* _Exercise requirements_
All the data below goes into the copy word for word, but the pictures don't.

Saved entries
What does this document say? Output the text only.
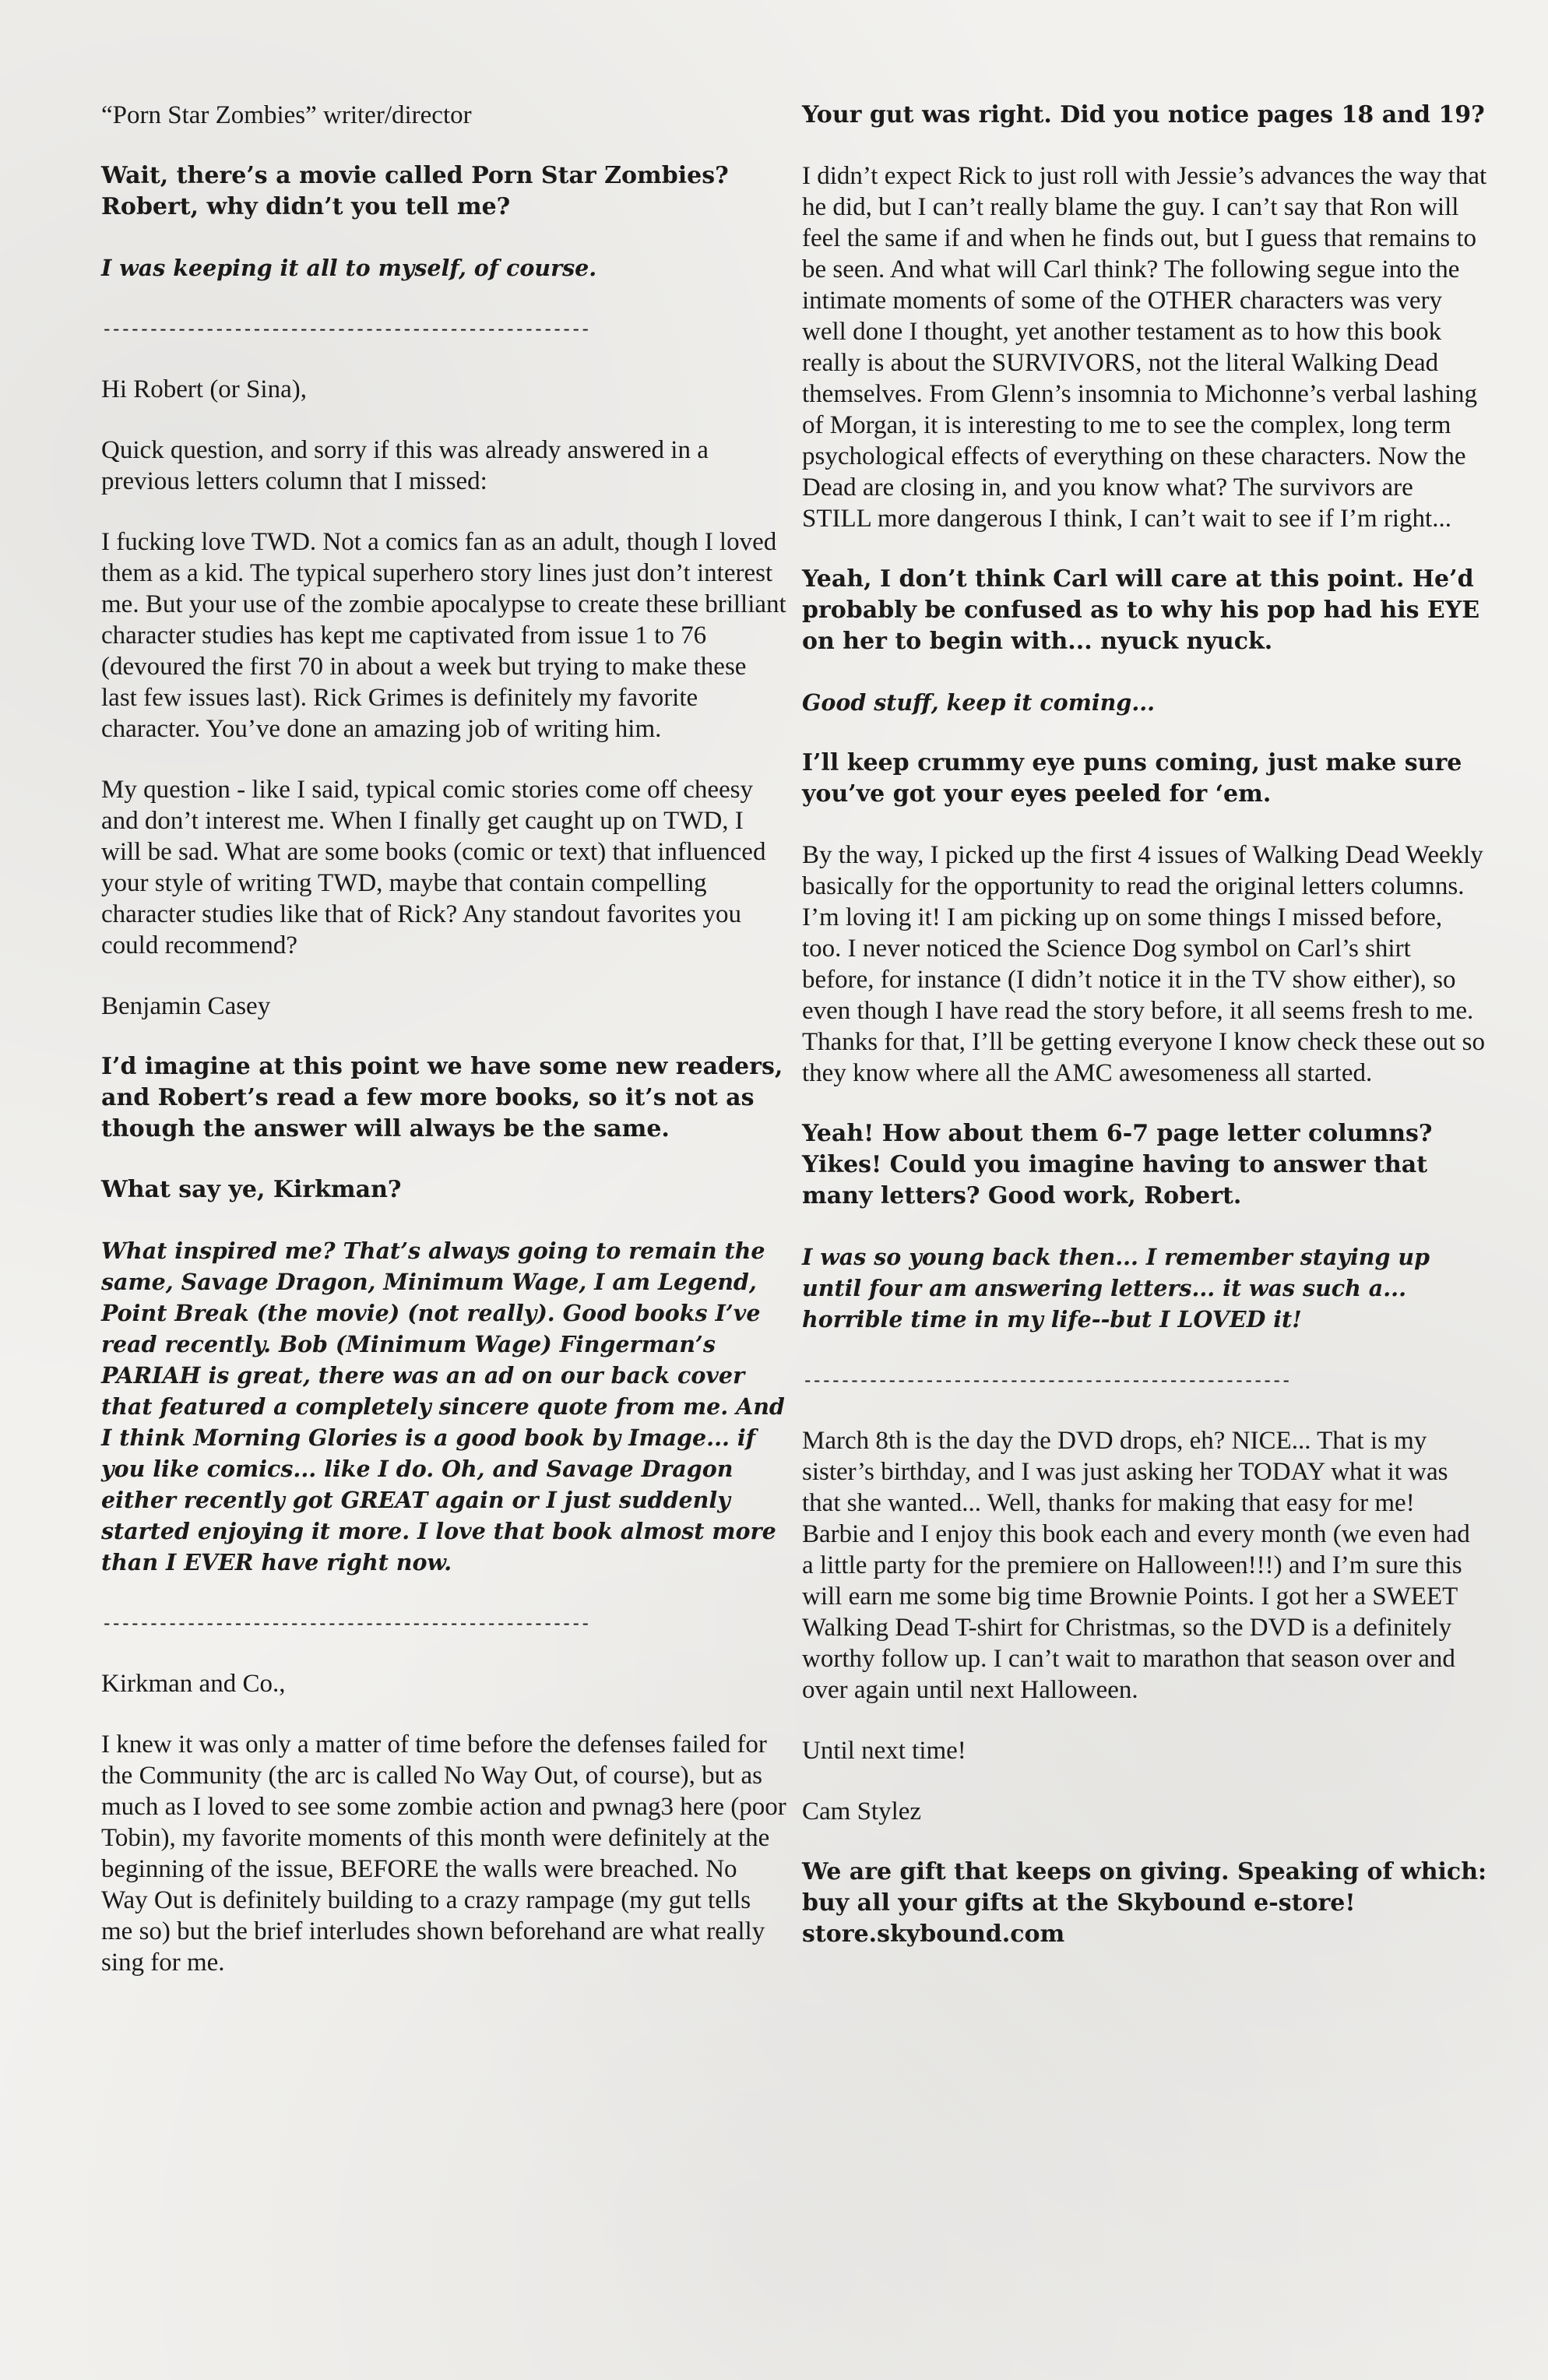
“Porn Star Zombies” writer/director

Wait, there’s a movie called Porn Star Zombies? Robert, why didn’t you tell me?

I was keeping it all to myself, of course.

----------------------------------------------------

Hi Robert (or Sina),

Quick question, and sorry if this was already answered in a previous letters column that I missed:

I fucking love TWD. Not a comics fan as an adult, though I loved them as a kid. The typical superhero story lines just don’t interest me. But your use of the zombie apocalypse to create these brilliant character studies has kept me captivated from issue 1 to 76 (devoured the first 70 in about a week but trying to make these last few issues last). Rick Grimes is definitely my favorite character. You’ve done an amazing job of writing him.

My question - like I said, typical comic stories come off cheesy and don’t interest me. When I finally get caught up on TWD, I will be sad. What are some books (comic or text) that influenced your style of writing TWD, maybe that contain compelling character studies like that of Rick? Any standout favorites you could recommend?

Benjamin Casey

I’d imagine at this point we have some new readers, and Robert’s read a few more books, so it’s not as though the answer will always be the same.

What say ye, Kirkman?

What inspired me? That’s always going to remain the same, Savage Dragon, Minimum Wage, I am Legend, Point Break (the movie) (not really). Good books I’ve read recently. Bob (Minimum Wage) Fingerman’s PARIAH is great, there was an ad on our back cover that featured a completely sincere quote from me. And I think Morning Glories is a good book by Image... if you like comics... like I do. Oh, and Savage Dragon either recently got GREAT again or I just suddenly started enjoying it more. I love that book almost more than I EVER have right now.

----------------------------------------------------

Kirkman and Co.,

I knew it was only a matter of time before the defenses failed for the Community (the arc is called No Way Out, of course), but as much as I loved to see some zombie action and pwnag3 here (poor Tobin), my favorite moments of this month were definitely at the beginning of the issue, BEFORE the walls were breached. No Way Out is definitely building to a crazy rampage (my gut tells me so) but the brief interludes shown beforehand are what really sing for me.

Your gut was right. Did you notice pages 18 and 19?

I didn’t expect Rick to just roll with Jessie’s advances the way that he did, but I can’t really blame the guy. I can’t say that Ron will feel the same if and when he finds out, but I guess that remains to be seen. And what will Carl think? The following segue into the intimate moments of some of the OTHER characters was very well done I thought, yet another testament as to how this book really is about the SURVIVORS, not the literal Walking Dead themselves. From Glenn’s insomnia to Michonne’s verbal lashing of Morgan, it is interesting to me to see the complex, long term psychological effects of everything on these characters. Now the Dead are closing in, and you know what? The survivors are STILL more dangerous I think, I can’t wait to see if I’m right...

Yeah, I don’t think Carl will care at this point. He’d probably be confused as to why his pop had his EYE on her to begin with... nyuck nyuck.

Good stuff, keep it coming...

I’ll keep crummy eye puns coming, just make sure you’ve got your eyes peeled for ‘em.

By the way, I picked up the first 4 issues of Walking Dead Weekly basically for the opportunity to read the original letters columns. I’m loving it! I am picking up on some things I missed before, too. I never noticed the Science Dog symbol on Carl’s shirt before, for instance (I didn’t notice it in the TV show either), so even though I have read the story before, it all seems fresh to me. Thanks for that, I’ll be getting everyone I know check these out so they know where all the AMC awesomeness all started.

Yeah! How about them 6-7 page letter columns? Yikes! Could you imagine having to answer that many letters? Good work, Robert.

I was so young back then... I remember staying up until four am answering letters... it was such a... horrible time in my life--but I LOVED it!

----------------------------------------------------

March 8th is the day the DVD drops, eh? NICE... That is my sister’s birthday, and I was just asking her TODAY what it was that she wanted... Well, thanks for making that easy for me! Barbie and I enjoy this book each and every month (we even had a little party for the premiere on Halloween!!!) and I’m sure this will earn me some big time Brownie Points. I got her a SWEET Walking Dead T-shirt for Christmas, so the DVD is a definitely worthy follow up. I can’t wait to marathon that season over and over again until next Halloween.

Until next time!

Cam Stylez

We are gift that keeps on giving. Speaking of which: buy all your gifts at the Skybound e-store! store.skybound.com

* _Solution to this problem_
What does this document say? Output the text only.
“Porn Star Zombies” writer/director

Wait, there’s a movie called Porn Star Zombies? Robert, why didn’t you tell me?

I was keeping it all to myself, of course.

----------------------------------------------------

Hi Robert (or Sina),

Quick question, and sorry if this was already answered in a previous letters column that I missed:

I fucking love TWD. Not a comics fan as an adult, though I loved them as a kid. The typical superhero story lines just don’t interest me. But your use of the zombie apocalypse to create these brilliant character studies has kept me captivated from issue 1 to 76 (devoured the first 70 in about a week but trying to make these last few issues last). Rick Grimes is definitely my favorite character. You’ve done an amazing job of writing him.

My question - like I said, typical comic stories come off cheesy and don’t interest me. When I finally get caught up on TWD, I will be sad. What are some books (comic or text) that influenced your style of writing TWD, maybe that contain compelling character studies like that of Rick? Any standout favorites you could recommend?

Benjamin Casey

I’d imagine at this point we have some new readers, and Robert’s read a few more books, so it’s not as though the answer will always be the same.

What say ye, Kirkman?

What inspired me? That’s always going to remain the same, Savage Dragon, Minimum Wage, I am Legend, Point Break (the movie) (not really). Good books I’ve read recently. Bob (Minimum Wage) Fingerman’s PARIAH is great, there was an ad on our back cover that featured a completely sincere quote from me. And I think Morning Glories is a good book by Image... if you like comics... like I do. Oh, and Savage Dragon either recently got GREAT again or I just suddenly started enjoying it more. I love that book almost more than I EVER have right now.

----------------------------------------------------

Kirkman and Co.,

I knew it was only a matter of time before the defenses failed for the Community (the arc is called No Way Out, of course), but as much as I loved to see some zombie action and pwnag3 here (poor Tobin), my favorite moments of this month were definitely at the beginning of the issue, BEFORE the walls were breached. No Way Out is definitely building to a crazy rampage (my gut tells me so) but the brief interludes shown beforehand are what really sing for me.

Your gut was right. Did you notice pages 18 and 19?

I didn’t expect Rick to just roll with Jessie’s advances the way that he did, but I can’t really blame the guy. I can’t say that Ron will feel the same if and when he finds out, but I guess that remains to be seen. And what will Carl think? The following segue into the intimate moments of some of the OTHER characters was very well done I thought, yet another testament as to how this book really is about the SURVIVORS, not the literal Walking Dead themselves. From Glenn’s insomnia to Michonne’s verbal lashing of Morgan, it is interesting to me to see the complex, long term psychological effects of everything on these characters. Now the Dead are closing in, and you know what? The survivors are STILL more dangerous I think, I can’t wait to see if I’m right...

Yeah, I don’t think Carl will care at this point. He’d probably be confused as to why his pop had his EYE on her to begin with... nyuck nyuck.

Good stuff, keep it coming...

I’ll keep crummy eye puns coming, just make sure you’ve got your eyes peeled for ‘em.

By the way, I picked up the first 4 issues of Walking Dead Weekly basically for the opportunity to read the original letters columns. I’m loving it! I am picking up on some things I missed before, too. I never noticed the Science Dog symbol on Carl’s shirt before, for instance (I didn’t notice it in the TV show either), so even though I have read the story before, it all seems fresh to me. Thanks for that, I’ll be getting everyone I know check these out so they know where all the AMC awesomeness all started.

Yeah! How about them 6-7 page letter columns? Yikes! Could you imagine having to answer that many letters? Good work, Robert.

I was so young back then... I remember staying up until four am answering letters... it was such a... horrible time in my life--but I LOVED it!

----------------------------------------------------

March 8th is the day the DVD drops, eh? NICE... That is my sister’s birthday, and I was just asking her TODAY what it was that she wanted... Well, thanks for making that easy for me! Barbie and I enjoy this book each and every month (we even had a little party for the premiere on Halloween!!!) and I’m sure this will earn me some big time Brownie Points. I got her a SWEET Walking Dead T-shirt for Christmas, so the DVD is a definitely worthy follow up. I can’t wait to marathon that season over and over again until next Halloween.

Until next time!

Cam Stylez

We are gift that keeps on giving. Speaking of which: buy all your gifts at the Skybound e-store! store.skybound.com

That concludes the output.